### Goal:
Find how many lines in the material hold the word "Hollywood", then state that number and nothing more.

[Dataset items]

══════════════════════════════

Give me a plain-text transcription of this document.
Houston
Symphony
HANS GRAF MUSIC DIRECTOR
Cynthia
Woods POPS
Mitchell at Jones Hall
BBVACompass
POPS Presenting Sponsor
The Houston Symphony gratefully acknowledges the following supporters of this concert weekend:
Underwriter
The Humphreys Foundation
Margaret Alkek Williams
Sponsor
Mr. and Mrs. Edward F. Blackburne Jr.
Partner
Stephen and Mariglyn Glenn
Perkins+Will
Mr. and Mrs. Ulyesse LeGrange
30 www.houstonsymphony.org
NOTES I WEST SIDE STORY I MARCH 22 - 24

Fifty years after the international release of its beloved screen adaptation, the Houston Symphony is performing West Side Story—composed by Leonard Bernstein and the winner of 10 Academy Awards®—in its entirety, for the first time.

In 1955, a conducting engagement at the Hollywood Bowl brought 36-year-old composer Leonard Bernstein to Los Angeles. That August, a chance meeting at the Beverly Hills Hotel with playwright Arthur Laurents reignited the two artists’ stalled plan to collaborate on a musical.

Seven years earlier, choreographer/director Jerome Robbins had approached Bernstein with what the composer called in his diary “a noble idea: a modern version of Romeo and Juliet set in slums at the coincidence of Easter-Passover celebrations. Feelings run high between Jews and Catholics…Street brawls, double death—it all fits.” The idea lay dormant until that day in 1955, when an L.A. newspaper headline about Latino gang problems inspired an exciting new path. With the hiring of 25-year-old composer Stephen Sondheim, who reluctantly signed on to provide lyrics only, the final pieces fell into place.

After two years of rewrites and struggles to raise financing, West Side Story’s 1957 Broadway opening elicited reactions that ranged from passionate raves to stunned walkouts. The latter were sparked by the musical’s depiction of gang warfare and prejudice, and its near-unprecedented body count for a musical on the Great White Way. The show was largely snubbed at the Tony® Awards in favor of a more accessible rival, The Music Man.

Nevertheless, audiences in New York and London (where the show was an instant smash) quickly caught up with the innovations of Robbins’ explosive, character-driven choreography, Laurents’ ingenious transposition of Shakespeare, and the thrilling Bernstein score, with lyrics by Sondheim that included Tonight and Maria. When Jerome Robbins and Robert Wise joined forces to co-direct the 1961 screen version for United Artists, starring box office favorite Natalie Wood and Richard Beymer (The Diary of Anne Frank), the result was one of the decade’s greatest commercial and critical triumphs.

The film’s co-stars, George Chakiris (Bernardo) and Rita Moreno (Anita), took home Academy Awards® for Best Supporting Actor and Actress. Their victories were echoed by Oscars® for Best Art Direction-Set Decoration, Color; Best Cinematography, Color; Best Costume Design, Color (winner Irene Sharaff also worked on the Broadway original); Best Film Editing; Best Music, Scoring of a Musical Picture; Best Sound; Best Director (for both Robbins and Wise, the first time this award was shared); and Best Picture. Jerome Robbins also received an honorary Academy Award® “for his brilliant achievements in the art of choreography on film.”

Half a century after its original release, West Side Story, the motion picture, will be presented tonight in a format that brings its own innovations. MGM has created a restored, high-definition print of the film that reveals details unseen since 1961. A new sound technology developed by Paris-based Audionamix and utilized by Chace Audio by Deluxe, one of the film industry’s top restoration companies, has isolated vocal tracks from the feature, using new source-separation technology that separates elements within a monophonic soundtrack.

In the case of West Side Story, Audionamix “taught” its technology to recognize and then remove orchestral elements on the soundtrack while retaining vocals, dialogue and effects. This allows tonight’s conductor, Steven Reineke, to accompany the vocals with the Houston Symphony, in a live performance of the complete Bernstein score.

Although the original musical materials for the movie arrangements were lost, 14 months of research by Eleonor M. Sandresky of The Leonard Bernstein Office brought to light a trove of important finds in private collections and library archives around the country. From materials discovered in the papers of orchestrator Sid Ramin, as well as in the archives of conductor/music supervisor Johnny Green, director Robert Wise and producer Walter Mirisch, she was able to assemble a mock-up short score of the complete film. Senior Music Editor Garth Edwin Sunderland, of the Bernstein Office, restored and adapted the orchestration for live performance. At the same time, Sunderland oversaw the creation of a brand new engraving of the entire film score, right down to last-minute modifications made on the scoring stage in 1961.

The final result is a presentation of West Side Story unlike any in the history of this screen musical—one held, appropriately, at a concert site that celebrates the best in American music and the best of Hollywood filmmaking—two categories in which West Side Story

══════════════════════════════

### The result:
2